**EXERCISE**
Write out the data below exactly as given, without any of its pictures.

**INFORMATION SHOWN**
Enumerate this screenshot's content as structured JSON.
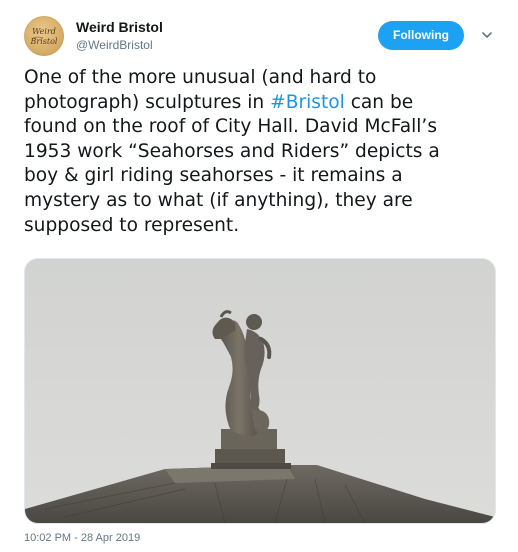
{
  "author": {
    "name": "Weird Bristol",
    "handle": "@WeirdBristol",
    "avatar_text_line1": "Weird",
    "avatar_text_line2": "Bristol"
  },
  "follow_button": {
    "label": "Following",
    "color": "#1da1f2"
  },
  "menu": {
    "icon": "chevron-down-icon"
  },
  "tweet": {
    "lines": [
      {
        "before": "One of the more unusual (and hard to",
        "hashtag": "",
        "after": ""
      },
      {
        "before": "photograph) sculptures in ",
        "hashtag": "#Bristol",
        "after": " can be"
      },
      {
        "before": "found on the roof of City Hall. David McFall’s",
        "hashtag": "",
        "after": ""
      },
      {
        "before": "1953 work “Seahorses and Riders” depicts a",
        "hashtag": "",
        "after": ""
      },
      {
        "before": "boy & girl riding seahorses - it remains a",
        "hashtag": "",
        "after": ""
      },
      {
        "before": "mystery as to what (if anything), they are",
        "hashtag": "",
        "after": ""
      },
      {
        "before": "supposed to represent.",
        "hashtag": "",
        "after": ""
      }
    ],
    "hashtag_color": "#1b95e0"
  },
  "timestamp": "10:02 PM - 28 Apr 2019"
}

**SOLUTION**
Enumerate this screenshot's content as structured JSON.
{
  "author": {
    "name": "Weird Bristol",
    "handle": "@WeirdBristol",
    "avatar_text_line1": "Weird",
    "avatar_text_line2": "Bristol"
  },
  "follow_button": {
    "label": "Following",
    "color": "#1da1f2"
  },
  "menu": {
    "icon": "chevron-down-icon"
  },
  "tweet": {
    "lines": [
      {
        "before": "One of the more unusual (and hard to",
        "hashtag": "",
        "after": ""
      },
      {
        "before": "photograph) sculptures in ",
        "hashtag": "#Bristol",
        "after": " can be"
      },
      {
        "before": "found on the roof of City Hall. David McFall’s",
        "hashtag": "",
        "after": ""
      },
      {
        "before": "1953 work “Seahorses and Riders” depicts a",
        "hashtag": "",
        "after": ""
      },
      {
        "before": "boy & girl riding seahorses - it remains a",
        "hashtag": "",
        "after": ""
      },
      {
        "before": "mystery as to what (if anything), they are",
        "hashtag": "",
        "after": ""
      },
      {
        "before": "supposed to represent.",
        "hashtag": "",
        "after": ""
      }
    ],
    "hashtag_color": "#1b95e0"
  },
  "timestamp": "10:02 PM - 28 Apr 2019"
}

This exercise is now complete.